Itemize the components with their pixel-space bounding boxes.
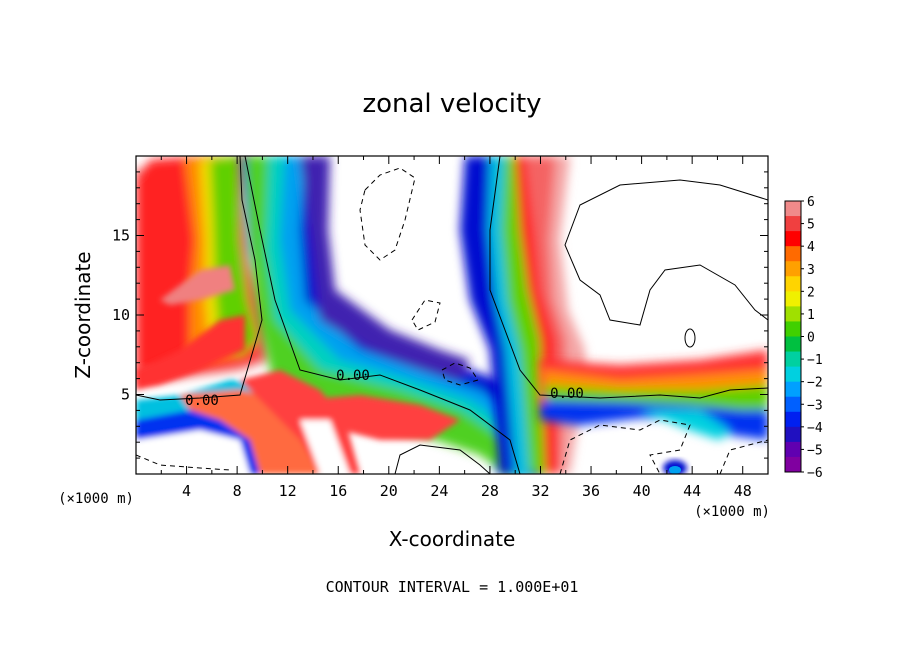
contour-label: 0.00 — [185, 393, 219, 409]
x-unit-label: (×1000 m) — [694, 504, 770, 520]
colorbar-swatch — [785, 366, 801, 383]
colorbar-swatch — [785, 306, 801, 322]
colorbar-swatch — [785, 231, 801, 247]
colorbar-swatch — [785, 411, 801, 428]
colorbar-swatch — [785, 456, 801, 473]
colorbar-tick-label: −4 — [807, 421, 823, 436]
x-tick-label: 40 — [633, 482, 651, 500]
y-tick-label: 5 — [121, 386, 130, 404]
contour-lines — [136, 156, 768, 474]
contour-small-loop — [684, 328, 696, 348]
colorbar-tick-label: −3 — [807, 398, 823, 413]
lower-left-region — [136, 370, 460, 474]
x-axis: 4 8 12 16 20 24 28 32 36 40 44 48 — [160, 156, 752, 500]
dashed-contour-upper — [359, 167, 416, 261]
x-tick-label: 44 — [683, 482, 701, 500]
positive-streamers-west — [136, 265, 245, 390]
colorbar-swatch — [785, 426, 801, 443]
dashed-contour-lower-right — [559, 419, 691, 474]
chart-title: zonal velocity — [362, 89, 541, 119]
contour-label: 0.00 — [550, 386, 584, 402]
contour-interval-note: CONTOUR INTERVAL = 1.000E+01 — [326, 578, 579, 596]
x-tick-label: 20 — [380, 482, 398, 500]
contour-labels: 0.00 0.00 0.00 — [185, 368, 584, 409]
colorbar-swatch — [785, 276, 801, 292]
zero-contour-west — [136, 156, 263, 401]
colorbar-tick-label: 3 — [807, 263, 815, 278]
x-axis-label: X-coordinate — [389, 527, 516, 551]
y-axis: 5 10 15 — [112, 171, 768, 459]
velocity-field — [136, 156, 768, 474]
y-tick-label: 10 — [112, 306, 130, 324]
colorbar-swatch — [785, 336, 801, 353]
colorbar-swatch — [785, 381, 801, 398]
x-tick-label: 36 — [582, 482, 600, 500]
colorbar-tick-label: 6 — [807, 195, 815, 210]
x-tick-label: 12 — [279, 482, 297, 500]
colorbar-tick-label: −5 — [807, 443, 823, 458]
y-unit-label: (×1000 m) — [58, 491, 134, 507]
colorbar-swatch — [785, 246, 801, 262]
colorbar-tick-label: −2 — [807, 376, 823, 391]
colorbar-tick-label: 1 — [807, 308, 815, 323]
x-tick-label: 32 — [531, 482, 549, 500]
x-tick-label: 16 — [329, 482, 347, 500]
x-tick-label: 48 — [734, 482, 752, 500]
colorbar-tick-label: −6 — [807, 466, 823, 481]
colorbar-swatch — [785, 351, 801, 368]
colorbar-tick-label: 4 — [807, 240, 815, 255]
colorbar-tick-label: 0 — [807, 331, 815, 346]
zero-contour-east — [489, 156, 768, 399]
colorbar-swatch — [785, 216, 801, 232]
colorbar: 6 5 4 3 2 1 0 −1 −2 −3 −4 −5 −6 — [784, 195, 823, 481]
contour-lower-center — [394, 444, 491, 474]
x-tick-label: 4 — [182, 482, 191, 500]
zero-contour-central — [244, 156, 521, 474]
colorbar-tick-label: −1 — [807, 353, 823, 368]
colorbar-tick-label: 5 — [807, 218, 815, 233]
colorbar-swatch — [785, 201, 801, 217]
x-tick-label: 8 — [233, 482, 242, 500]
colorbar-swatch — [785, 291, 801, 307]
contour-upper-right — [564, 179, 768, 326]
dashed-contour-lower-left — [136, 454, 231, 471]
x-tick-label: 24 — [430, 482, 448, 500]
colorbar-swatch — [785, 441, 801, 458]
x-tick-label: 28 — [481, 482, 499, 500]
colorbar-swatch — [785, 261, 801, 277]
colorbar-tick-label: 2 — [807, 285, 815, 300]
y-tick-label: 15 — [112, 227, 130, 245]
colorbar-swatch — [785, 396, 801, 413]
y-axis-label: Z-coordinate — [71, 251, 95, 378]
dashed-contour-small — [411, 299, 441, 331]
colorbar-swatch — [785, 321, 801, 337]
contour-label: 0.00 — [336, 368, 370, 384]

### STATED EXERCISE
Rewrite the whole listing above, changing each "colorbar-swatch" to "color-scale-swatch" and leaving everything else the same. Omit the picture from your copy.

### WRITTEN RESPONSE
Itemize the components with their pixel-space bounding boxes.
contour-label: 0.00 — [185, 393, 219, 409]
x-unit-label: (×1000 m) — [694, 504, 770, 520]
color-scale-swatch — [785, 366, 801, 383]
color-scale-swatch — [785, 306, 801, 322]
color-scale-swatch — [785, 231, 801, 247]
color-scale-swatch — [785, 411, 801, 428]
color-scale-swatch — [785, 456, 801, 473]
colorbar-tick-label: −4 — [807, 421, 823, 436]
x-tick-label: 40 — [633, 482, 651, 500]
y-tick-label: 5 — [121, 386, 130, 404]
contour-lines — [136, 156, 768, 474]
contour-small-loop — [684, 328, 696, 348]
colorbar-tick-label: −3 — [807, 398, 823, 413]
lower-left-region — [136, 370, 460, 474]
x-axis: 4 8 12 16 20 24 28 32 36 40 44 48 — [160, 156, 752, 500]
dashed-contour-upper — [359, 167, 416, 261]
x-tick-label: 44 — [683, 482, 701, 500]
positive-streamers-west — [136, 265, 245, 390]
color-scale-swatch — [785, 426, 801, 443]
dashed-contour-lower-right — [559, 419, 691, 474]
chart-title: zonal velocity — [362, 89, 541, 119]
contour-label: 0.00 — [550, 386, 584, 402]
contour-interval-note: CONTOUR INTERVAL = 1.000E+01 — [326, 578, 579, 596]
x-tick-label: 20 — [380, 482, 398, 500]
contour-labels: 0.00 0.00 0.00 — [185, 368, 584, 409]
color-scale-swatch — [785, 276, 801, 292]
zero-contour-west — [136, 156, 263, 401]
colorbar-tick-label: 3 — [807, 263, 815, 278]
x-axis-label: X-coordinate — [389, 527, 516, 551]
y-axis: 5 10 15 — [112, 171, 768, 459]
velocity-field — [136, 156, 768, 474]
y-tick-label: 10 — [112, 306, 130, 324]
color-scale-swatch — [785, 336, 801, 353]
color-scale-swatch — [785, 381, 801, 398]
x-tick-label: 36 — [582, 482, 600, 500]
colorbar-tick-label: 6 — [807, 195, 815, 210]
x-tick-label: 12 — [279, 482, 297, 500]
colorbar-tick-label: −5 — [807, 443, 823, 458]
y-unit-label: (×1000 m) — [58, 491, 134, 507]
color-scale-swatch — [785, 246, 801, 262]
colorbar-tick-label: −2 — [807, 376, 823, 391]
colorbar-tick-label: 1 — [807, 308, 815, 323]
x-tick-label: 32 — [531, 482, 549, 500]
x-tick-label: 16 — [329, 482, 347, 500]
x-tick-label: 48 — [734, 482, 752, 500]
colorbar-tick-label: −6 — [807, 466, 823, 481]
color-scale-swatch — [785, 351, 801, 368]
colorbar-tick-label: 4 — [807, 240, 815, 255]
colorbar-tick-label: 0 — [807, 331, 815, 346]
zero-contour-east — [489, 156, 768, 399]
color-scale-swatch — [785, 216, 801, 232]
colorbar: 6 5 4 3 2 1 0 −1 −2 −3 −4 −5 −6 — [784, 195, 823, 481]
contour-lower-center — [394, 444, 491, 474]
x-tick-label: 4 — [182, 482, 191, 500]
zero-contour-central — [244, 156, 521, 474]
colorbar-tick-label: −1 — [807, 353, 823, 368]
colorbar-tick-label: 5 — [807, 218, 815, 233]
color-scale-swatch — [785, 201, 801, 217]
x-tick-label: 8 — [233, 482, 242, 500]
color-scale-swatch — [785, 291, 801, 307]
contour-upper-right — [564, 179, 768, 326]
dashed-contour-lower-left — [136, 454, 231, 471]
x-tick-label: 24 — [430, 482, 448, 500]
color-scale-swatch — [785, 441, 801, 458]
x-tick-label: 28 — [481, 482, 499, 500]
color-scale-swatch — [785, 261, 801, 277]
colorbar-tick-label: 2 — [807, 285, 815, 300]
y-tick-label: 15 — [112, 227, 130, 245]
color-scale-swatch — [785, 396, 801, 413]
y-axis-label: Z-coordinate — [71, 251, 95, 378]
dashed-contour-small — [411, 299, 441, 331]
color-scale-swatch — [785, 321, 801, 337]
contour-label: 0.00 — [336, 368, 370, 384]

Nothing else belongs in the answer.